→ What the task requires
Reproduce each line of the material exactly, minus any picture.

→ Supplied records
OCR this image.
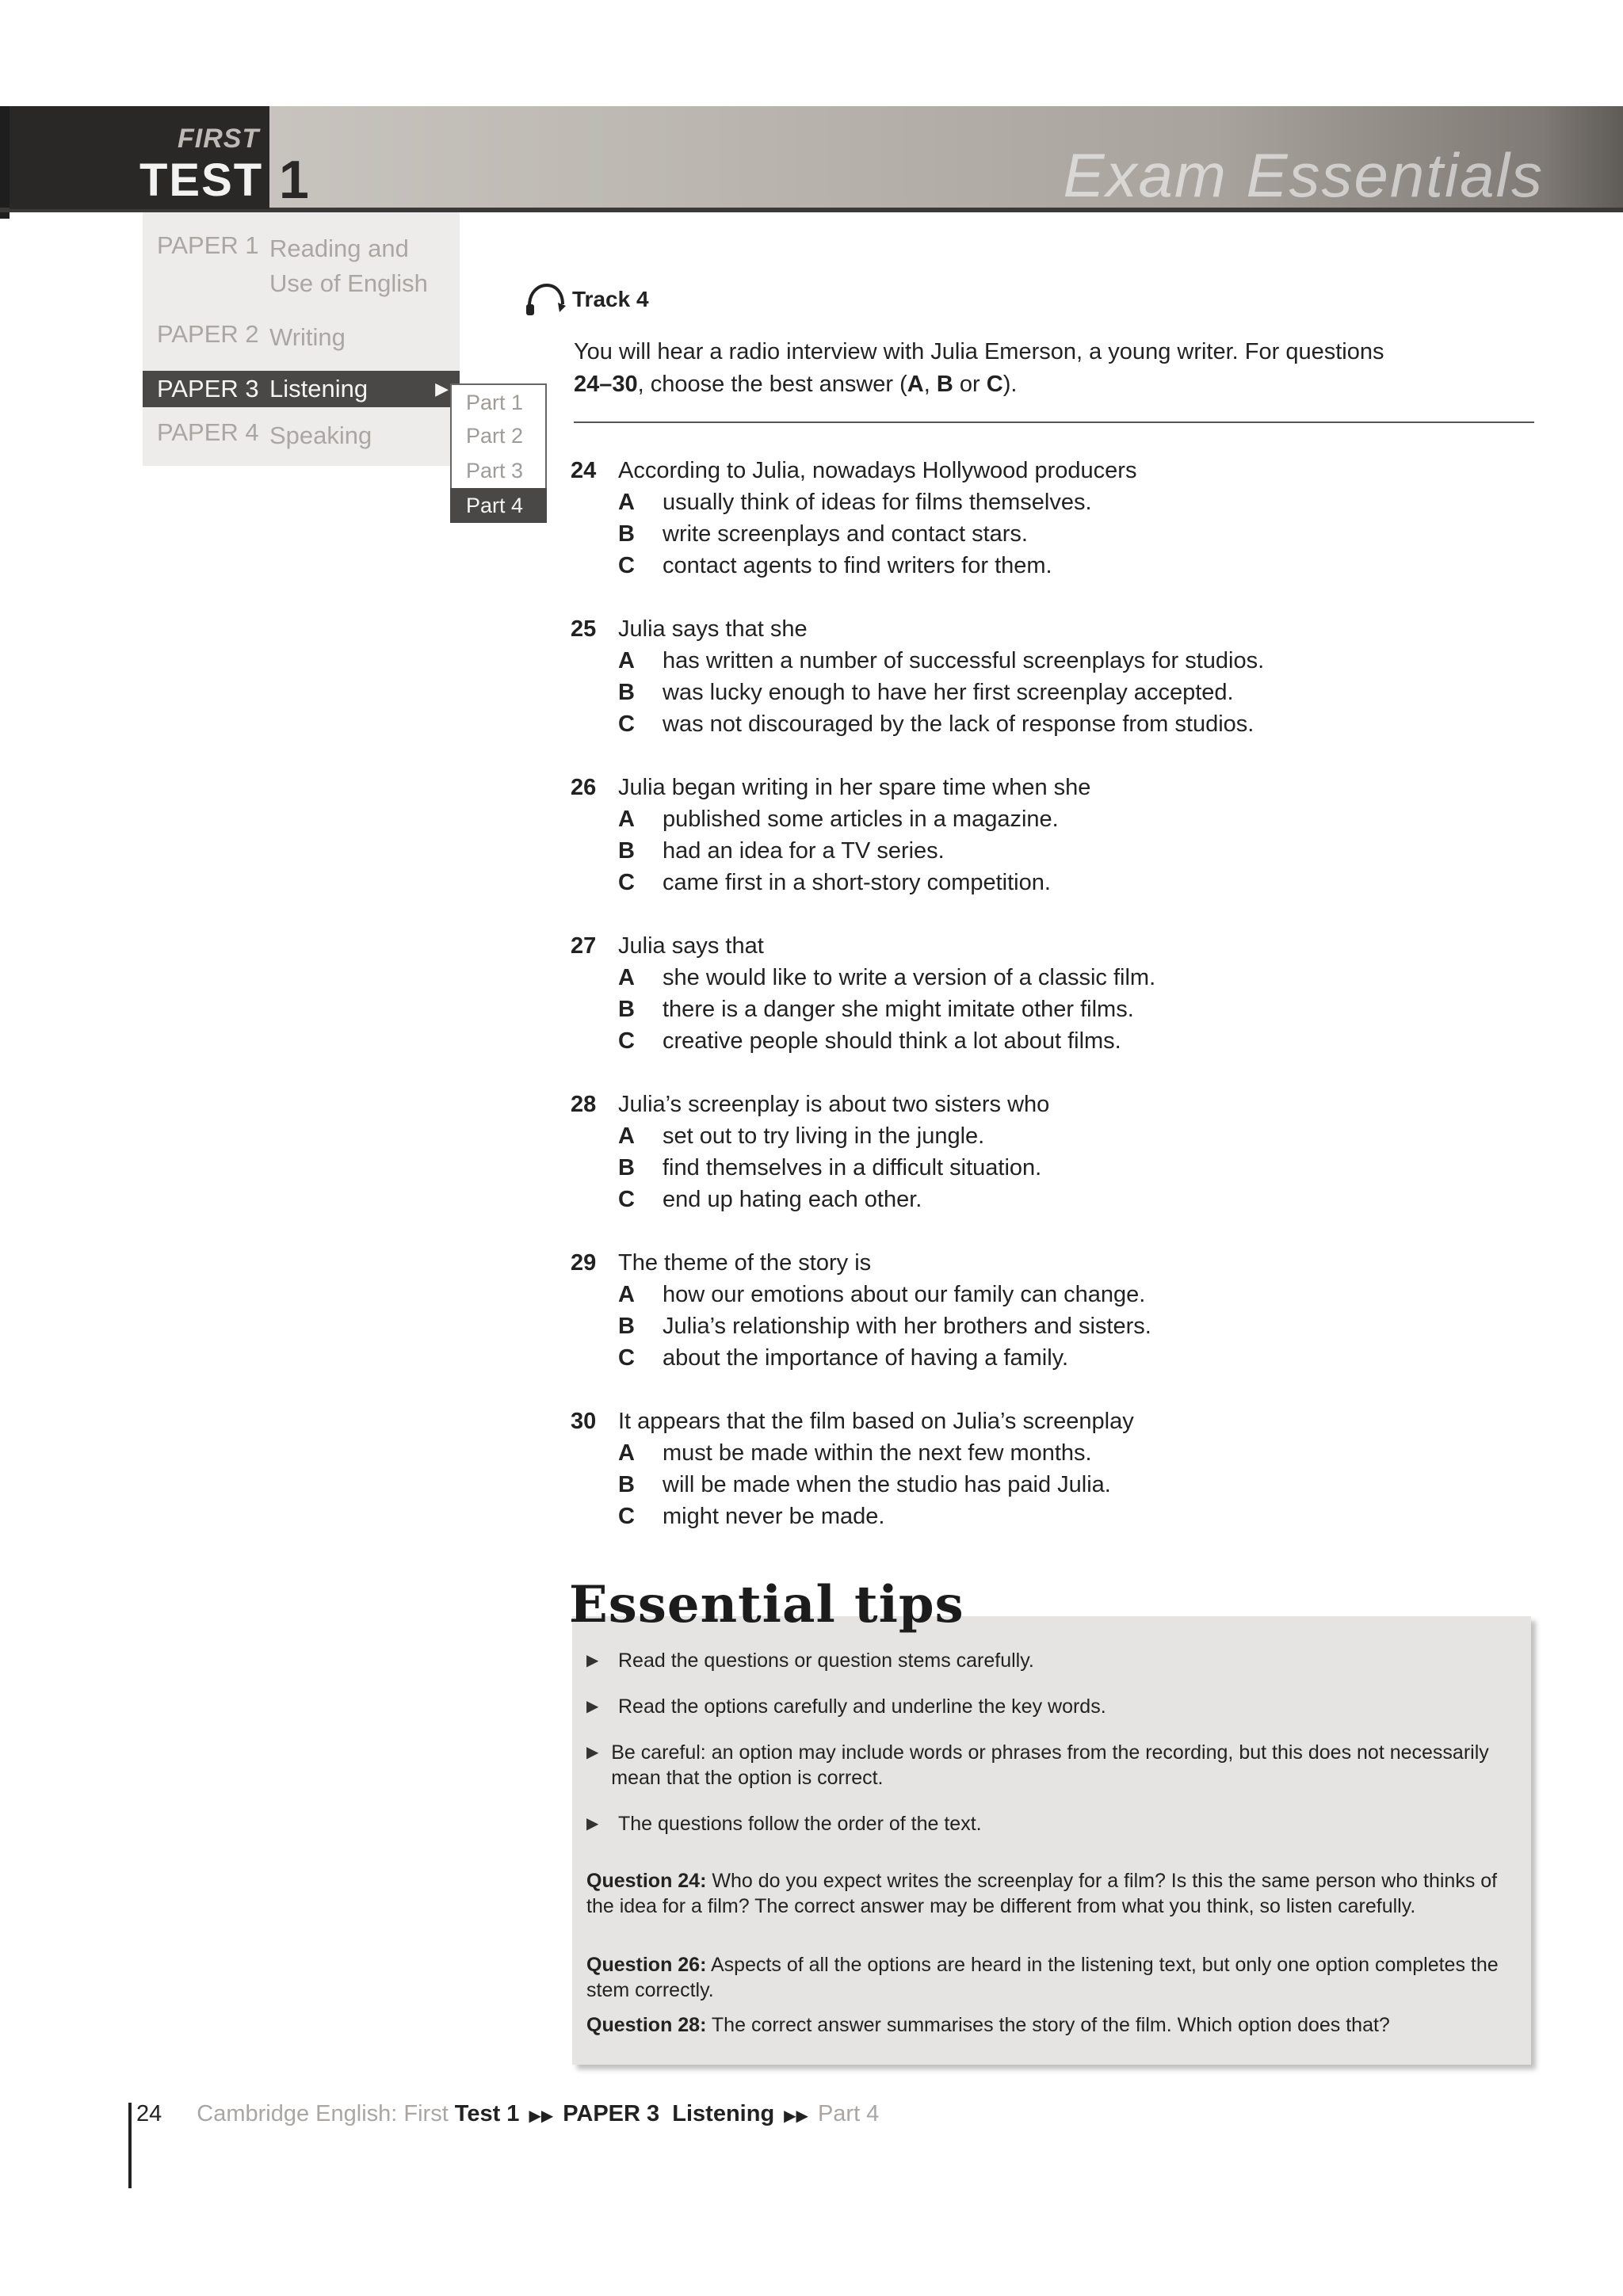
FIRST
TEST 1	Exam Essentials
PAPER 1 Reading and
Use of English
PAPER 2 Writing
PAPER 3 Listening	▶
PAPER 4 Speaking
Part 1
Part 2
Part 3
Part 4
Track 4
You will hear a radio interview with Julia Emerson, a young writer. For questions
24–30, choose the best answer (A, B or C).
24 According to Julia, nowadays Hollywood producers
A	usually think of ideas for films themselves.
B	write screenplays and contact stars.
C	contact agents to find writers for them.
25 Julia says that she
A	has written a number of successful screenplays for studios.
B	was lucky enough to have her first screenplay accepted.
C	was not discouraged by the lack of response from studios.
26 Julia began writing in her spare time when she
A	published some articles in a magazine.
B	had an idea for a TV series.
C	came first in a short-story competition.
27 Julia says that
A	she would like to write a version of a classic film.
B	there is a danger she might imitate other films.
C	creative people should think a lot about films.
28 Julia’s screenplay is about two sisters who
A	set out to try living in the jungle.
B	find themselves in a difficult situation.
C	end up hating each other.
29 The theme of the story is
A	how our emotions about our family can change.
B	Julia’s relationship with her brothers and sisters.
C	about the importance of having a family.
30 It appears that the film based on Julia’s screenplay
A	must be made within the next few months.
B	will be made when the studio has paid Julia.
C	might never be made.
▶ Read the questions or question stems carefully.
▶ Read the options carefully and underline the key words.
▶ Be careful: an option may include words or phrases from the recording, but this does not necessarily mean that the option is correct.
▶ The questions follow the order of the text.
Question 24: Who do you expect writes the screenplay for a film? Is this the same person who thinks of the idea for a film? The correct answer may be different from what you think, so listen carefully.
Question 26: Aspects of all the options are heard in the listening text, but only one option completes the stem correctly.
Question 28: The correct answer summarises the story of the film. Which option does that?
Essential tips
24 Cambridge English: First Test 1 ▶▶ PAPER 3
Listening ▶▶ Part 4
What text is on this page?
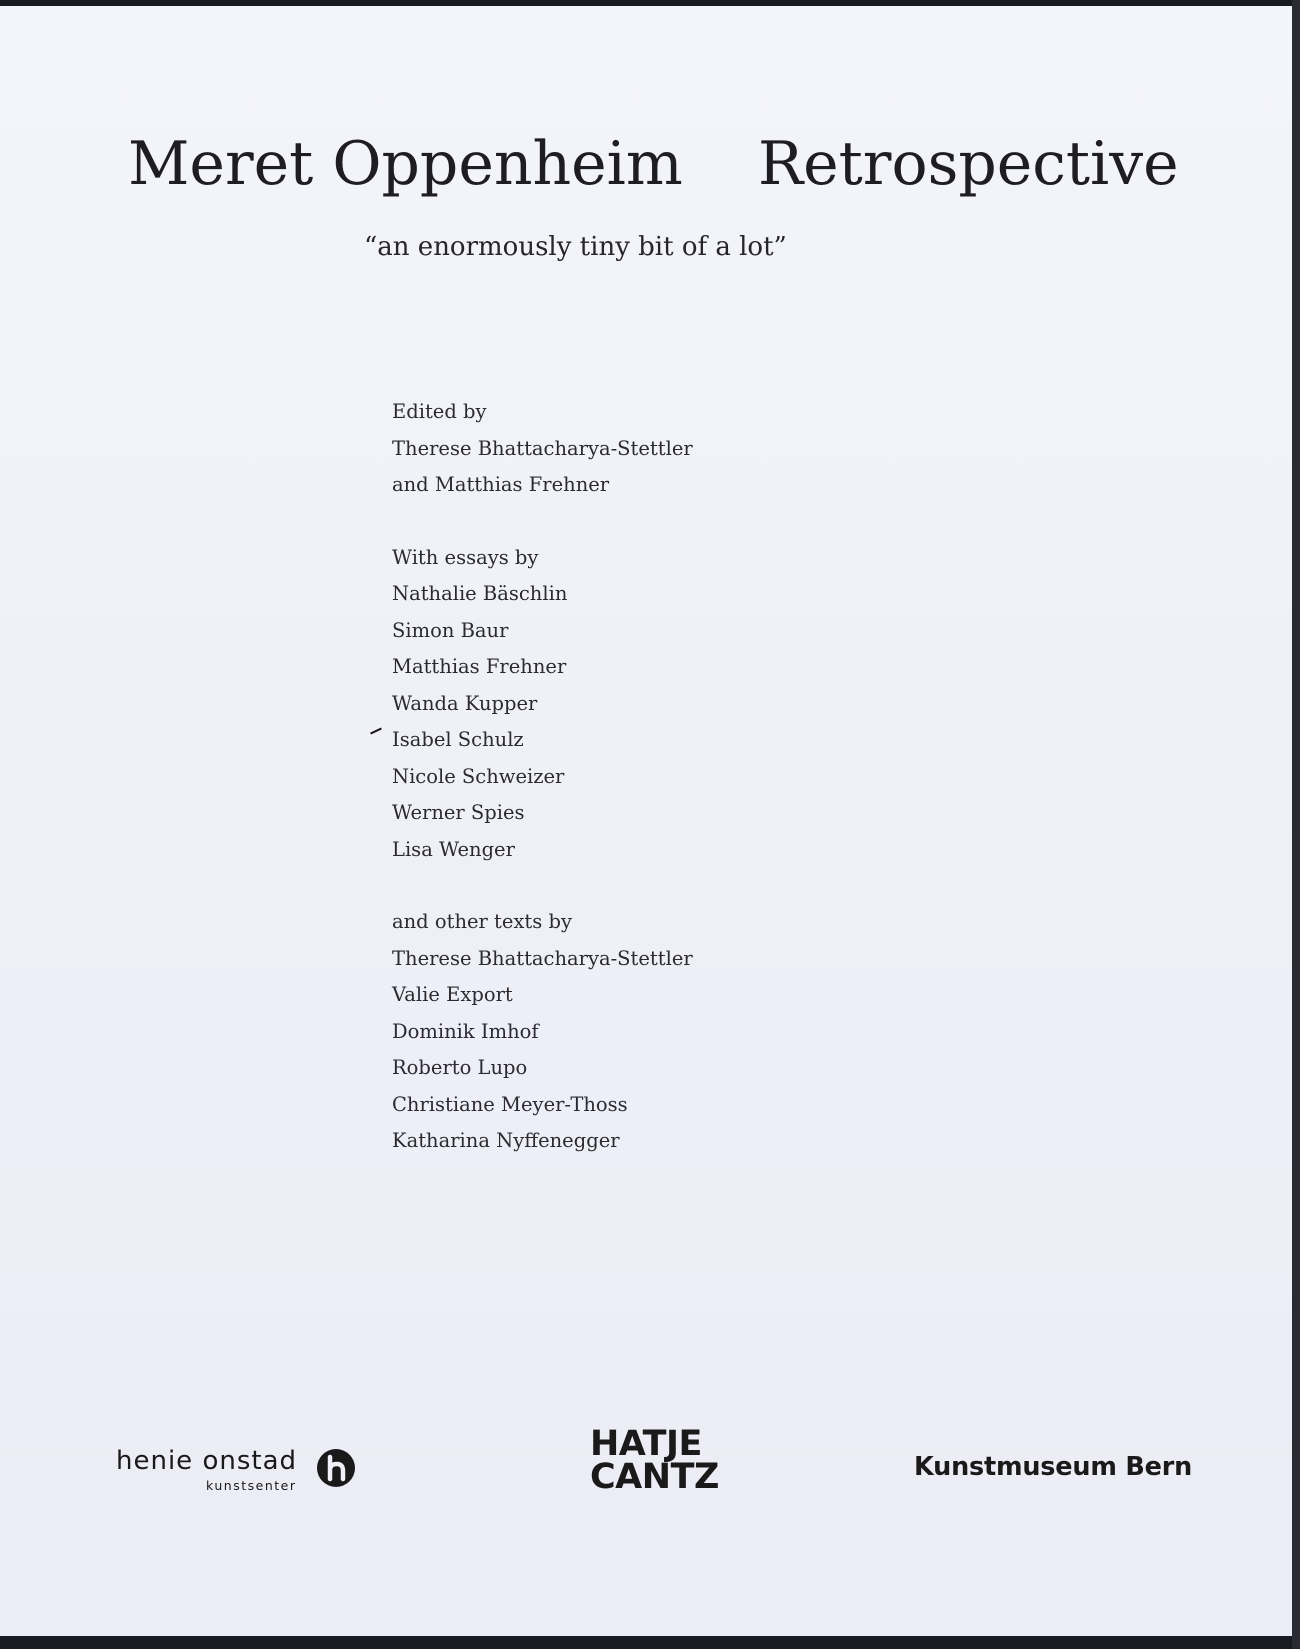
Meret Oppenheim Retrospective
“an enormously tiny bit of a lot”
Edited by
Therese Bhattacharya-Stettler
and Matthias Frehner
With essays by
Nathalie Bäschlin
Simon Baur
Matthias Frehner
Wanda Kupper
Isabel Schulz
Nicole Schweizer
Werner Spies
Lisa Wenger
and other texts by
Therese Bhattacharya-Stettler
Valie Export
Dominik Imhof
Roberto Lupo
Christiane Meyer-Thoss
Katharina Nyffenegger
henie onstad
kunstsenter
HATJE
CANTZ	Kunstmuseum Bern
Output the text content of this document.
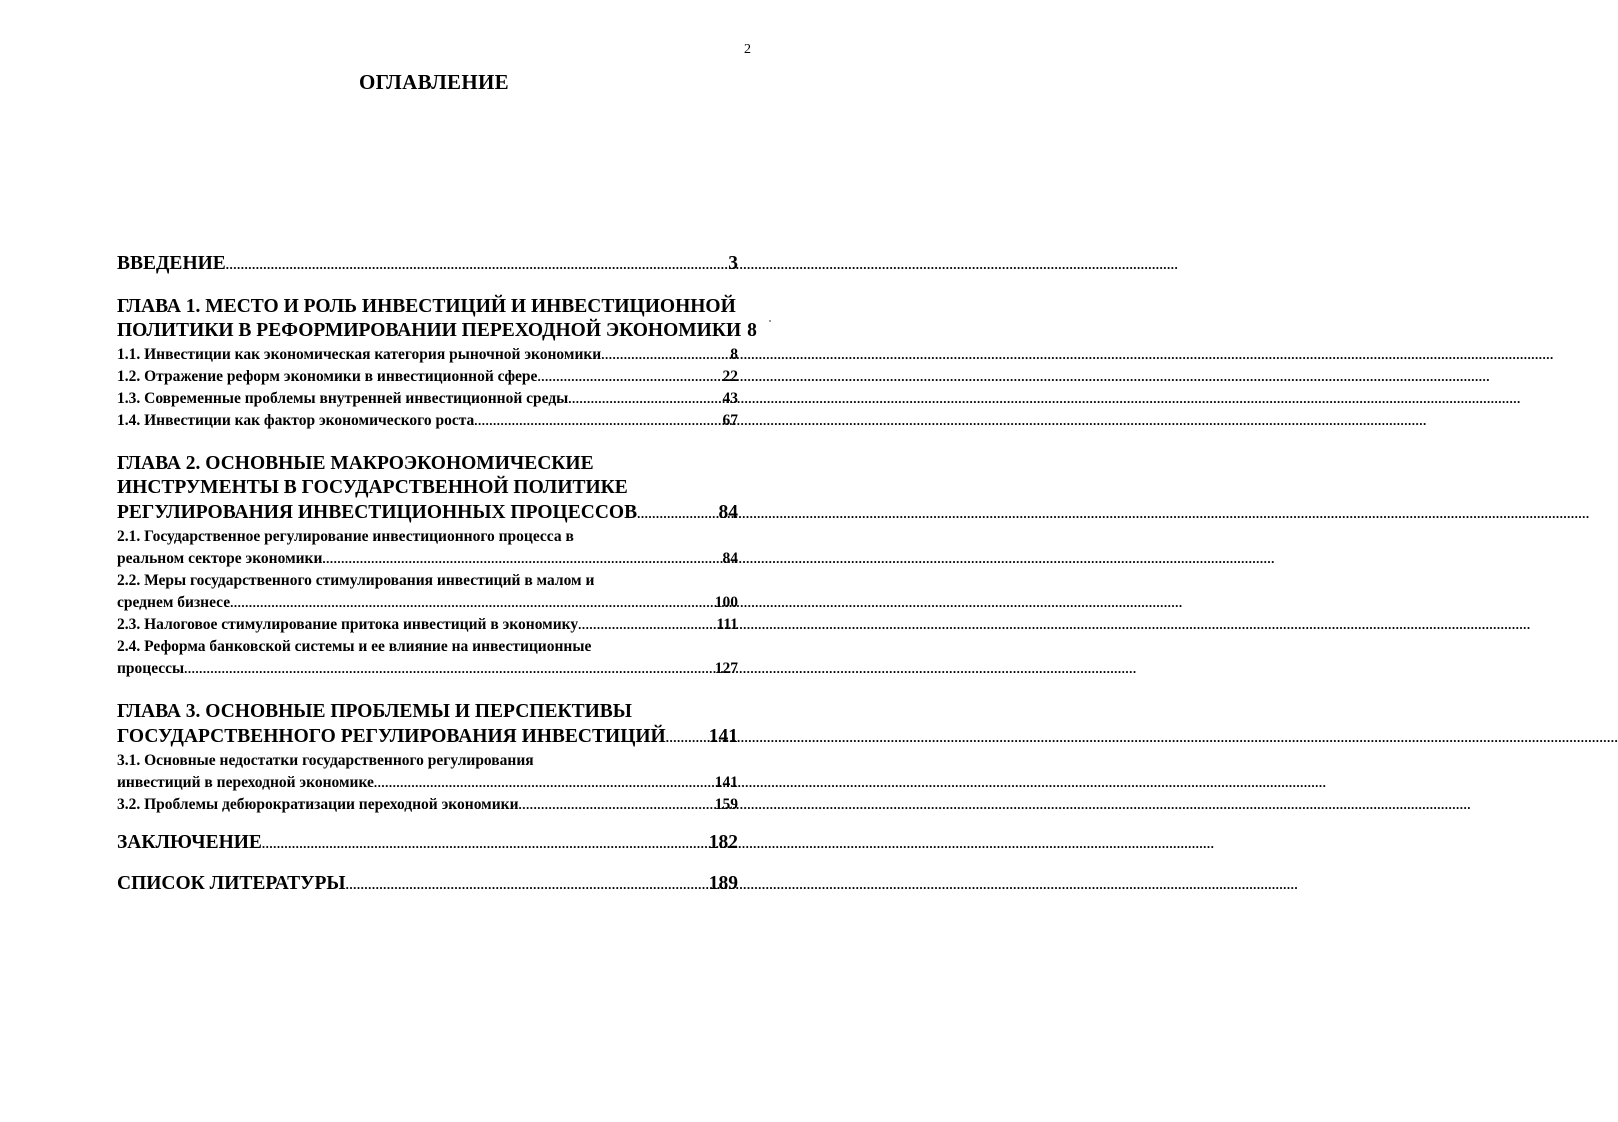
2
ОГЛАВЛЕНИЕ
ВВЕДЕНИЕ .....	3
ГЛАВА 1. МЕСТО И РОЛЬ ИНВЕСТИЦИЙ И ИНВЕСТИЦИОННОЙ
ПОЛИТИКИ В РЕФОРМИРОВАНИИ ПЕРЕХОДНОЙ ЭКОНОМИКИ 8
1.1. Инвестиции как экономическая категория рыночной экономики .....	8
1.2. Отражение реформ экономики в инвестиционной сфере .....	22
1.3. Современные проблемы внутренней инвестиционной среды .....	43
1.4. Инвестиции как фактор экономического роста .....	67
ГЛАВА 2. ОСНОВНЫЕ МАКРОЭКОНОМИЧЕСКИЕ
ИНСТРУМЕНТЫ В ГОСУДАРСТВЕННОЙ ПОЛИТИКЕ
РЕГУЛИРОВАНИЯ ИНВЕСТИЦИОННЫХ ПРОЦЕССОВ .....	84
2.1. Государственное регулирование инвестиционного процесса в
реальном секторе экономики .....	84
2.2. Меры государственного стимулирования инвестиций в малом и
среднем бизнесе .....	100
2.3. Налоговое стимулирование притока инвестиций в экономику .....	111
2.4. Реформа банковской системы и ее влияние на инвестиционные
процессы .....	127
ГЛАВА 3. ОСНОВНЫЕ ПРОБЛЕМЫ И ПЕРСПЕКТИВЫ
ГОСУДАРСТВЕННОГО РЕГУЛИРОВАНИЯ ИНВЕСТИЦИЙ ..... 141
3.1. Основные недостатки государственного регулирования
инвестиций в переходной экономике .....	141
3.2. Проблемы дебюрократизации переходной экономики .....	159
ЗАКЛЮЧЕНИЕ .....	182
СПИСОК ЛИТЕРАТУРЫ .....	189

→ Result for this task
OCR this image.
FIRST
TEST 1	Exam Essentials
PAPER 1 Reading and
Use of English
PAPER 2 Writing
PAPER 3 Listening	▶
PAPER 4 Speaking
Part 1
Part 2
Part 3
Part 4
Track 4
You will hear a radio interview with Julia Emerson, a young writer. For questions
24–30, choose the best answer (A, B or C).
24 According to Julia, nowadays Hollywood producers
A	usually think of ideas for films themselves.
B	write screenplays and contact stars.
C	contact agents to find writers for them.
25 Julia says that she
A	has written a number of successful screenplays for studios.
B	was lucky enough to have her first screenplay accepted.
C	was not discouraged by the lack of response from studios.
26 Julia began writing in her spare time when she
A	published some articles in a magazine.
B	had an idea for a TV series.
C	came first in a short-story competition.
27 Julia says that
A	she would like to write a version of a classic film.
B	there is a danger she might imitate other films.
C	creative people should think a lot about films.
28 Julia’s screenplay is about two sisters who
A	set out to try living in the jungle.
B	find themselves in a difficult situation.
C	end up hating each other.
29 The theme of the story is
A	how our emotions about our family can change.
B	Julia’s relationship with her brothers and sisters.
C	about the importance of having a family.
30 It appears that the film based on Julia’s screenplay
A	must be made within the next few months.
B	will be made when the studio has paid Julia.
C	might never be made.
▶ Read the questions or question stems carefully.
▶ Read the options carefully and underline the key words.
▶ Be careful: an option may include words or phrases from the recording, but this does not necessarily mean that the option is correct.
▶ The questions follow the order of the text.
Question 24: Who do you expect writes the screenplay for a film? Is this the same person who thinks of the idea for a film? The correct answer may be different from what you think, so listen carefully.
Question 26: Aspects of all the options are heard in the listening text, but only one option completes the stem correctly.
Question 28: The correct answer summarises the story of the film. Which option does that?
Essential tips
24 Cambridge English: First Test 1 ▶▶ PAPER 3
Listening ▶▶ Part 4
What text is on this page?
Meret Oppenheim Retrospective
“an enormously tiny bit of a lot”
Edited by
Therese Bhattacharya-Stettler
and Matthias Frehner
With essays by
Nathalie Bäschlin
Simon Baur
Matthias Frehner
Wanda Kupper
Isabel Schulz
Nicole Schweizer
Werner Spies
Lisa Wenger
and other texts by
Therese Bhattacharya-Stettler
Valie Export
Dominik Imhof
Roberto Lupo
Christiane Meyer-Thoss
Katharina Nyffenegger
henie onstad
kunstsenter
HATJE
CANTZ	Kunstmuseum Bern
Output the text content of this document.
2
ОГЛАВЛЕНИЕ
ВВЕДЕНИЕ .....	3
ГЛАВА 1. МЕСТО И РОЛЬ ИНВЕСТИЦИЙ И ИНВЕСТИЦИОННОЙ
ПОЛИТИКИ В РЕФОРМИРОВАНИИ ПЕРЕХОДНОЙ ЭКОНОМИКИ 8
1.1. Инвестиции как экономическая категория рыночной экономики .....	8
1.2. Отражение реформ экономики в инвестиционной сфере .....	22
1.3. Современные проблемы внутренней инвестиционной среды .....	43
1.4. Инвестиции как фактор экономического роста .....	67
ГЛАВА 2. ОСНОВНЫЕ МАКРОЭКОНОМИЧЕСКИЕ
ИНСТРУМЕНТЫ В ГОСУДАРСТВЕННОЙ ПОЛИТИКЕ
РЕГУЛИРОВАНИЯ ИНВЕСТИЦИОННЫХ ПРОЦЕССОВ .....	84
2.1. Государственное регулирование инвестиционного процесса в
реальном секторе экономики .....	84
2.2. Меры государственного стимулирования инвестиций в малом и
среднем бизнесе .....	100
2.3. Налоговое стимулирование притока инвестиций в экономику .....	111
2.4. Реформа банковской системы и ее влияние на инвестиционные
процессы .....	127
ГЛАВА 3. ОСНОВНЫЕ ПРОБЛЕМЫ И ПЕРСПЕКТИВЫ
ГОСУДАРСТВЕННОГО РЕГУЛИРОВАНИЯ ИНВЕСТИЦИЙ ..... 141
3.1. Основные недостатки государственного регулирования
инвестиций в переходной экономике .....	141
3.2. Проблемы дебюрократизации переходной экономики .....	159
ЗАКЛЮЧЕНИЕ .....	182
СПИСОК ЛИТЕРАТУРЫ .....	189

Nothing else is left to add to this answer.